→ RECORDS SUPPLIED:
◇ ◇ ◇

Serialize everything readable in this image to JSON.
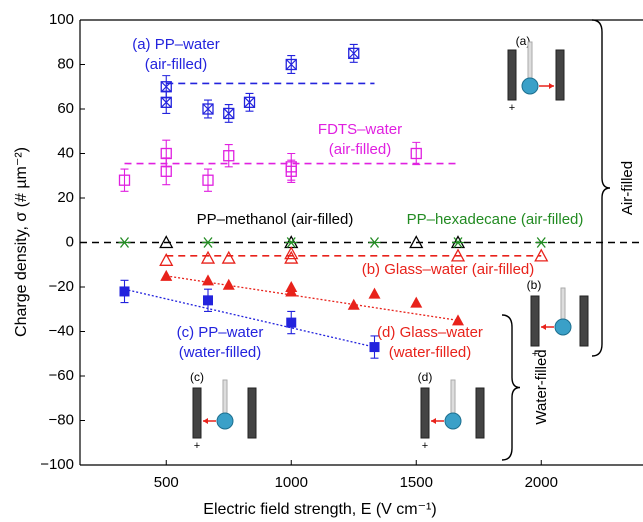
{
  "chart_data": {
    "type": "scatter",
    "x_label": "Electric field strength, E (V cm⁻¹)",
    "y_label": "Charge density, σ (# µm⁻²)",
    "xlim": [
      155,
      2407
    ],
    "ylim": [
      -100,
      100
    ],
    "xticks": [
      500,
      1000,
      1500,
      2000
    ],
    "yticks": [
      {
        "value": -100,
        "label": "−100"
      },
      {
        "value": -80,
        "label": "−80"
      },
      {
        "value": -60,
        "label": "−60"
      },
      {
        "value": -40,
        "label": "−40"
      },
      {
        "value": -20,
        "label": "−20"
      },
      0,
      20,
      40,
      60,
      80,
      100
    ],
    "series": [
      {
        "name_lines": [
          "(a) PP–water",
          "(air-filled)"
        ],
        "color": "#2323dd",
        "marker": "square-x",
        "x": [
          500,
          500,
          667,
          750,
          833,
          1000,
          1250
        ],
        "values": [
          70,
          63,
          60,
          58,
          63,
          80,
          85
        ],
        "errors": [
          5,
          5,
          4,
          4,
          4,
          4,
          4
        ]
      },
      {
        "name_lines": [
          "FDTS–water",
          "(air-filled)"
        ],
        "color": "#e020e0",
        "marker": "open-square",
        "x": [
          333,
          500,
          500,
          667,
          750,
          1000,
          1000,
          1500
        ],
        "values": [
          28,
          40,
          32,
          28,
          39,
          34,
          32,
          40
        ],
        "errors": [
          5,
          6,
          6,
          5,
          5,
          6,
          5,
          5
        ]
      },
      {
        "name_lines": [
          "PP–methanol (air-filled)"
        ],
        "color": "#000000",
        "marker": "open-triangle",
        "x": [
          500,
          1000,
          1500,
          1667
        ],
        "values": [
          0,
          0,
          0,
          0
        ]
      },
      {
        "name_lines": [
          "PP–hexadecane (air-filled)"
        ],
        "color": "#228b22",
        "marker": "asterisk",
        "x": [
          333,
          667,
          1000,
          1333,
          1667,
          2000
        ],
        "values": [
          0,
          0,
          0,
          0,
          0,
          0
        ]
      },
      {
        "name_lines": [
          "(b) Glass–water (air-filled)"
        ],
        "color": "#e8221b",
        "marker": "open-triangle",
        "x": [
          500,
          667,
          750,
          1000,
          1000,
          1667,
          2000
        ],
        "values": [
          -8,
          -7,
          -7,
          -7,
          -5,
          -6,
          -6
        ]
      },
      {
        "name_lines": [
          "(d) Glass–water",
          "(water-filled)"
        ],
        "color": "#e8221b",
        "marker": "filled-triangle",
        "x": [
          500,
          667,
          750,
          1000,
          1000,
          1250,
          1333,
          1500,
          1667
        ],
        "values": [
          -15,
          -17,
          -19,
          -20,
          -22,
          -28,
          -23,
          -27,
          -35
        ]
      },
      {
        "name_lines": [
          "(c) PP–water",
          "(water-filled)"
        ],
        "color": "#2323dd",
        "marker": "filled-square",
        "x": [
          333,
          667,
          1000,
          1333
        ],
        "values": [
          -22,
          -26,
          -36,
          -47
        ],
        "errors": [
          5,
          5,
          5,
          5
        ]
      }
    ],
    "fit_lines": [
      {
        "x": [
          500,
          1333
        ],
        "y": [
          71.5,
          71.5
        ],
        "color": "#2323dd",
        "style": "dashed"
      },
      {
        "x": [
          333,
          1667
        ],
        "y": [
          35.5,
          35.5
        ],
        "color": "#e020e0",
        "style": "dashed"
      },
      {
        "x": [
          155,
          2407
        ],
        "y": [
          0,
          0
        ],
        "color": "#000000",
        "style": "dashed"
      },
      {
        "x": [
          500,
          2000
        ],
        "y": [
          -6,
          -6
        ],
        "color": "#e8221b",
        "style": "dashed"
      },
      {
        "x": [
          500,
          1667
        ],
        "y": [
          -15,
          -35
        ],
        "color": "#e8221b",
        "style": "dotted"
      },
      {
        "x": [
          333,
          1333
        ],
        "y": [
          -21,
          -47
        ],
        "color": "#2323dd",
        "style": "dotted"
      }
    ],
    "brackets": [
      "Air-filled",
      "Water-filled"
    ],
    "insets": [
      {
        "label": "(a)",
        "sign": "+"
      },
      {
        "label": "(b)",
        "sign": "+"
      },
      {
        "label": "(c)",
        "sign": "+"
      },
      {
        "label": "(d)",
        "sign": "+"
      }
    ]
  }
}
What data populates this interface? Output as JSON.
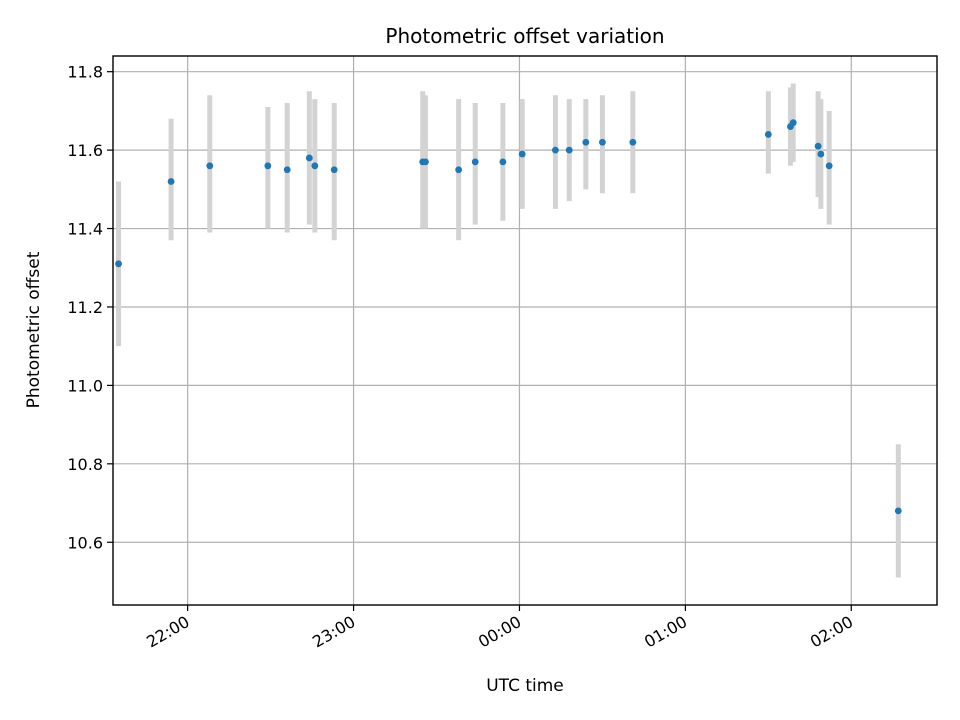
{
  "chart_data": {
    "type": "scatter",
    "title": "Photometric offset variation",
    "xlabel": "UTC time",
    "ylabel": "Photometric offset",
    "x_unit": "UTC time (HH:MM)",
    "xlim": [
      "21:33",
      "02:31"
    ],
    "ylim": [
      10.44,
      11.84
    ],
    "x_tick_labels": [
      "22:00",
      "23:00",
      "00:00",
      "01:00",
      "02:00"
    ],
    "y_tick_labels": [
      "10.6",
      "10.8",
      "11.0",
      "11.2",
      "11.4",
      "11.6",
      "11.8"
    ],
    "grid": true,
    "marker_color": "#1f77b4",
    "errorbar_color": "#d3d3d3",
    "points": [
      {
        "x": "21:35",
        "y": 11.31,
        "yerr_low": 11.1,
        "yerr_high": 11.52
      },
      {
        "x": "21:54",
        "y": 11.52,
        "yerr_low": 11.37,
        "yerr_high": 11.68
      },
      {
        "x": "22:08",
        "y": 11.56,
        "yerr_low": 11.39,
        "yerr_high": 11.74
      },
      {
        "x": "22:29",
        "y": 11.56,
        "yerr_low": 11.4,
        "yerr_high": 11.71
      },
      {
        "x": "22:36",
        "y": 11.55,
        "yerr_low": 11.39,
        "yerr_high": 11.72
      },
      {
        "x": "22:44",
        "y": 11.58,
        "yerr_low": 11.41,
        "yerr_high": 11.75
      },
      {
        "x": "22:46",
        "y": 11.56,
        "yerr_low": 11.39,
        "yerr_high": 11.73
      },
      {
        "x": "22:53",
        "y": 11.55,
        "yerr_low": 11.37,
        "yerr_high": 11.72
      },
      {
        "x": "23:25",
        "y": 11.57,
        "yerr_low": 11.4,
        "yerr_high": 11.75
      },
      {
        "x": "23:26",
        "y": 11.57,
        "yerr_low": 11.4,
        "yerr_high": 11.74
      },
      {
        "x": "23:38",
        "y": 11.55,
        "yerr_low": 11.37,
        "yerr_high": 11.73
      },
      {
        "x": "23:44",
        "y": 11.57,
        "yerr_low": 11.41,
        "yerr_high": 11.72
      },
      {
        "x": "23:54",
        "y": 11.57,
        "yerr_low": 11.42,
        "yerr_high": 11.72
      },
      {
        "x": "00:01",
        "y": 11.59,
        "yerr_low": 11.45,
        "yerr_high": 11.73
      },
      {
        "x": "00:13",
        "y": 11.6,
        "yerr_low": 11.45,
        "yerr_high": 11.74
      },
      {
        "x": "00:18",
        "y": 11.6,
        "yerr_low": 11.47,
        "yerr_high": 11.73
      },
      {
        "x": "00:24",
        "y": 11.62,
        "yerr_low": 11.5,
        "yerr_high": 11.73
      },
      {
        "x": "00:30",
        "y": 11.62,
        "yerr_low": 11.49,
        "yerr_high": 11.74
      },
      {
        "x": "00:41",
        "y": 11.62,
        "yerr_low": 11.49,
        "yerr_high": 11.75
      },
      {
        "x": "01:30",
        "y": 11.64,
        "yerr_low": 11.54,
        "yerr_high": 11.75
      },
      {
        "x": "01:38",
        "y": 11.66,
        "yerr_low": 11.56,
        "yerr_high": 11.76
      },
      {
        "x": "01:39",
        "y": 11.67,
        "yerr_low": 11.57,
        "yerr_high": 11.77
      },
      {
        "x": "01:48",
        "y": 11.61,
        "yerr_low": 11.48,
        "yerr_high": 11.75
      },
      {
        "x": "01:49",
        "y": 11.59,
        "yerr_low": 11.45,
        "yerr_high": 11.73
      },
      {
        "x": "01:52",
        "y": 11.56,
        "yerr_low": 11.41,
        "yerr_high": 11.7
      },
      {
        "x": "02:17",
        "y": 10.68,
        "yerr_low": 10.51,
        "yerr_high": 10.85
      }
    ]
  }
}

◇ ◇ ◇

→ YOUR OBJECTIVE:
Isolate each line of the listing above that includes "Glass". Copy it.

→ SOLVED EXERCISE:
          "(b) Glass–water (air-filled)"
          "(d) Glass–water",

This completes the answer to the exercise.